__Set problem__. Write out, please, the line containing "Extract the structured" together with all lines after it, up to and including the last one, with no other output.

__Extracted information__.

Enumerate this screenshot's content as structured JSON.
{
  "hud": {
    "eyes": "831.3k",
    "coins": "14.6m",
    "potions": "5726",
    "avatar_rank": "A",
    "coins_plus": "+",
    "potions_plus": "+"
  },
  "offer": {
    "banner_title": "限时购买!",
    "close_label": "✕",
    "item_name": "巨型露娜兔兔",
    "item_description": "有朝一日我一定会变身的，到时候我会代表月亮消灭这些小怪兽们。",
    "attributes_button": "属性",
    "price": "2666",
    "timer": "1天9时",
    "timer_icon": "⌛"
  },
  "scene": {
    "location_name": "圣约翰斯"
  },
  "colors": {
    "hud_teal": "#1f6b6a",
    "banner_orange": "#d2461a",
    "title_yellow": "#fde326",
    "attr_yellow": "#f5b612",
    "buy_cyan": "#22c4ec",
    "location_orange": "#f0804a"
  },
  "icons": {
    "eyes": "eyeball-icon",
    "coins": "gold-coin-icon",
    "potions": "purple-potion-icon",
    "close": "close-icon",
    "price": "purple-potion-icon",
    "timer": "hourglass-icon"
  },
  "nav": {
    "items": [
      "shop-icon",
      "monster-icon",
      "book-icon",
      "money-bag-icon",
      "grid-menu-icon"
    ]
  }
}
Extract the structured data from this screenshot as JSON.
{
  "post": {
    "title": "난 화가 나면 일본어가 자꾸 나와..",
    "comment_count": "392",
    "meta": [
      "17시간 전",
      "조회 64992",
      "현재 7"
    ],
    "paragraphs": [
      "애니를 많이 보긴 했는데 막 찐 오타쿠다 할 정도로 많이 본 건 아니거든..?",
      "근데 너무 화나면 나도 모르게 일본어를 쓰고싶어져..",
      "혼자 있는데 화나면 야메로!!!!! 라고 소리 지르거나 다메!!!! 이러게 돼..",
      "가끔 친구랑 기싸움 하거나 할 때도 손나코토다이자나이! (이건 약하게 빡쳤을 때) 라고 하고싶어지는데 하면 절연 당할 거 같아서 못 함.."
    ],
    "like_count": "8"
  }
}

__Exercise response__.
Extract the structured data from this screenshot as JSON.
{
  "post": {
    "title": "난 화가 나면 일본어가 자꾸 나와..",
    "comment_count": "392",
    "meta": [
      "17시간 전",
      "조회 64992",
      "현재 7"
    ],
    "paragraphs": [
      "애니를 많이 보긴 했는데 막 찐 오타쿠다 할 정도로 많이 본 건 아니거든..?",
      "근데 너무 화나면 나도 모르게 일본어를 쓰고싶어져..",
      "혼자 있는데 화나면 야메로!!!!! 라고 소리 지르거나 다메!!!! 이러게 돼..",
      "가끔 친구랑 기싸움 하거나 할 때도 손나코토다이자나이! (이건 약하게 빡쳤을 때) 라고 하고싶어지는데 하면 절연 당할 거 같아서 못 함.."
    ],
    "like_count": "8"
  }
}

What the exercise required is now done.